(Data excerpts)
+ + + +
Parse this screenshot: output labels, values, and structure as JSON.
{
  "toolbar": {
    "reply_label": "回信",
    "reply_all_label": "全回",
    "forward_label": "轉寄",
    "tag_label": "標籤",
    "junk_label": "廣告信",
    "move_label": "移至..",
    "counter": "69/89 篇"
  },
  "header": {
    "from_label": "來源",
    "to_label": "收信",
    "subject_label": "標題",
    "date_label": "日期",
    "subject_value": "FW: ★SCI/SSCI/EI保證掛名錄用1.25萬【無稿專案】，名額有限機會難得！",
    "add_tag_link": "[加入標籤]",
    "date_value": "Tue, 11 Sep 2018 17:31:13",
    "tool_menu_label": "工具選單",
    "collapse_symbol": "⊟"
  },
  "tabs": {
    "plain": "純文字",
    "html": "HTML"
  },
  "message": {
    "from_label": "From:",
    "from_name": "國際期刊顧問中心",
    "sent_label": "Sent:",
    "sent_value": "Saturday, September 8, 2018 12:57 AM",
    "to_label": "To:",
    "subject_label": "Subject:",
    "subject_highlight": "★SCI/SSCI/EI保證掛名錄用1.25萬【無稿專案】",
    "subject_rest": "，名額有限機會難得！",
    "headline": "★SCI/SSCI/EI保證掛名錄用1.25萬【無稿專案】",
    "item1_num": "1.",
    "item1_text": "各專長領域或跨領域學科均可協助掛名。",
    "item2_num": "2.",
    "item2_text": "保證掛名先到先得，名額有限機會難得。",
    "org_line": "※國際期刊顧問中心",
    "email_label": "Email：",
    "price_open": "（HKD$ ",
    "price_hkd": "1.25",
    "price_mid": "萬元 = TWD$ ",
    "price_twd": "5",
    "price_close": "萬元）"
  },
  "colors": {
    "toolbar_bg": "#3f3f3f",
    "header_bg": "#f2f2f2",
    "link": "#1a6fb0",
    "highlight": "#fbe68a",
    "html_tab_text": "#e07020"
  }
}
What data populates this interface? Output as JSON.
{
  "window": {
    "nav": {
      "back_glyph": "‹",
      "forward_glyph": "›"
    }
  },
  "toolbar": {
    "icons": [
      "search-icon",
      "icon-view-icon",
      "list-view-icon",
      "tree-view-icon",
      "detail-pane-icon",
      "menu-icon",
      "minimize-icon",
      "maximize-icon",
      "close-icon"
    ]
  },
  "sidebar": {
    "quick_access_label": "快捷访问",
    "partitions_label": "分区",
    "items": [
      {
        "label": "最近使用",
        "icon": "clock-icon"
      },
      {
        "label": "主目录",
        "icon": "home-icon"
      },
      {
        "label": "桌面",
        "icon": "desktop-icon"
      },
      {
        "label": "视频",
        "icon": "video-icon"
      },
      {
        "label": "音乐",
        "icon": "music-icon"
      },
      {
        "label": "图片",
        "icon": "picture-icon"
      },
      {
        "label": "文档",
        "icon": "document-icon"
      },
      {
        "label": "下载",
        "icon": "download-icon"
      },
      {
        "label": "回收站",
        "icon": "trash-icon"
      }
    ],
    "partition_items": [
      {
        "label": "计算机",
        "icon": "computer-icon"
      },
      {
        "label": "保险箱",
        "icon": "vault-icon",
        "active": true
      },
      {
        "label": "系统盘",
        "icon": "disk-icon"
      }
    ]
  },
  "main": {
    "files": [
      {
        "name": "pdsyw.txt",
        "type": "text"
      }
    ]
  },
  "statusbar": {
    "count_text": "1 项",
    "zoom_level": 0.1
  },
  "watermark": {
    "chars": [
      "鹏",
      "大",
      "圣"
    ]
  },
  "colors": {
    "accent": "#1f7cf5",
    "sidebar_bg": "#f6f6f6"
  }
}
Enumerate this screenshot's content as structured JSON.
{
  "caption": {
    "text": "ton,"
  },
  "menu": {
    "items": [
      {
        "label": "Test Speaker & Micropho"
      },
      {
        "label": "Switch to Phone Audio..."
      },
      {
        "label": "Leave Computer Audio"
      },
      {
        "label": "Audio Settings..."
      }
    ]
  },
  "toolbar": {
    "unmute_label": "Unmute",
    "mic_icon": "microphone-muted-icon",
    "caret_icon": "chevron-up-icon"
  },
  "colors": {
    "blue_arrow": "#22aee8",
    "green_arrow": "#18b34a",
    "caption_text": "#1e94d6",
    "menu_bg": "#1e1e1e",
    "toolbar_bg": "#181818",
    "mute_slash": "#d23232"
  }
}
+ + + +
To do:
Your task is to retype all the records above with nothing left out.

Task output:
Parse this screenshot: output labels, values, and structure as JSON.
{
  "toolbar": {
    "reply_label": "回信",
    "reply_all_label": "全回",
    "forward_label": "轉寄",
    "tag_label": "標籤",
    "junk_label": "廣告信",
    "move_label": "移至..",
    "counter": "69/89 篇"
  },
  "header": {
    "from_label": "來源",
    "to_label": "收信",
    "subject_label": "標題",
    "date_label": "日期",
    "subject_value": "FW: ★SCI/SSCI/EI保證掛名錄用1.25萬【無稿專案】，名額有限機會難得！",
    "add_tag_link": "[加入標籤]",
    "date_value": "Tue, 11 Sep 2018 17:31:13",
    "tool_menu_label": "工具選單",
    "collapse_symbol": "⊟"
  },
  "tabs": {
    "plain": "純文字",
    "html": "HTML"
  },
  "message": {
    "from_label": "From:",
    "from_name": "國際期刊顧問中心",
    "sent_label": "Sent:",
    "sent_value": "Saturday, September 8, 2018 12:57 AM",
    "to_label": "To:",
    "subject_label": "Subject:",
    "subject_highlight": "★SCI/SSCI/EI保證掛名錄用1.25萬【無稿專案】",
    "subject_rest": "，名額有限機會難得！",
    "headline": "★SCI/SSCI/EI保證掛名錄用1.25萬【無稿專案】",
    "item1_num": "1.",
    "item1_text": "各專長領域或跨領域學科均可協助掛名。",
    "item2_num": "2.",
    "item2_text": "保證掛名先到先得，名額有限機會難得。",
    "org_line": "※國際期刊顧問中心",
    "email_label": "Email：",
    "price_open": "（HKD$ ",
    "price_hkd": "1.25",
    "price_mid": "萬元 = TWD$ ",
    "price_twd": "5",
    "price_close": "萬元）"
  },
  "colors": {
    "toolbar_bg": "#3f3f3f",
    "header_bg": "#f2f2f2",
    "link": "#1a6fb0",
    "highlight": "#fbe68a",
    "html_tab_text": "#e07020"
  }
}
What data populates this interface? Output as JSON.
{
  "window": {
    "nav": {
      "back_glyph": "‹",
      "forward_glyph": "›"
    }
  },
  "toolbar": {
    "icons": [
      "search-icon",
      "icon-view-icon",
      "list-view-icon",
      "tree-view-icon",
      "detail-pane-icon",
      "menu-icon",
      "minimize-icon",
      "maximize-icon",
      "close-icon"
    ]
  },
  "sidebar": {
    "quick_access_label": "快捷访问",
    "partitions_label": "分区",
    "items": [
      {
        "label": "最近使用",
        "icon": "clock-icon"
      },
      {
        "label": "主目录",
        "icon": "home-icon"
      },
      {
        "label": "桌面",
        "icon": "desktop-icon"
      },
      {
        "label": "视频",
        "icon": "video-icon"
      },
      {
        "label": "音乐",
        "icon": "music-icon"
      },
      {
        "label": "图片",
        "icon": "picture-icon"
      },
      {
        "label": "文档",
        "icon": "document-icon"
      },
      {
        "label": "下载",
        "icon": "download-icon"
      },
      {
        "label": "回收站",
        "icon": "trash-icon"
      }
    ],
    "partition_items": [
      {
        "label": "计算机",
        "icon": "computer-icon"
      },
      {
        "label": "保险箱",
        "icon": "vault-icon",
        "active": true
      },
      {
        "label": "系统盘",
        "icon": "disk-icon"
      }
    ]
  },
  "main": {
    "files": [
      {
        "name": "pdsyw.txt",
        "type": "text"
      }
    ]
  },
  "statusbar": {
    "count_text": "1 项",
    "zoom_level": 0.1
  },
  "watermark": {
    "chars": [
      "鹏",
      "大",
      "圣"
    ]
  },
  "colors": {
    "accent": "#1f7cf5",
    "sidebar_bg": "#f6f6f6"
  }
}
Enumerate this screenshot's content as structured JSON.
{
  "caption": {
    "text": "ton,"
  },
  "menu": {
    "items": [
      {
        "label": "Test Speaker & Micropho"
      },
      {
        "label": "Switch to Phone Audio..."
      },
      {
        "label": "Leave Computer Audio"
      },
      {
        "label": "Audio Settings..."
      }
    ]
  },
  "toolbar": {
    "unmute_label": "Unmute",
    "mic_icon": "microphone-muted-icon",
    "caret_icon": "chevron-up-icon"
  },
  "colors": {
    "blue_arrow": "#22aee8",
    "green_arrow": "#18b34a",
    "caption_text": "#1e94d6",
    "menu_bg": "#1e1e1e",
    "toolbar_bg": "#181818",
    "mute_slash": "#d23232"
  }
}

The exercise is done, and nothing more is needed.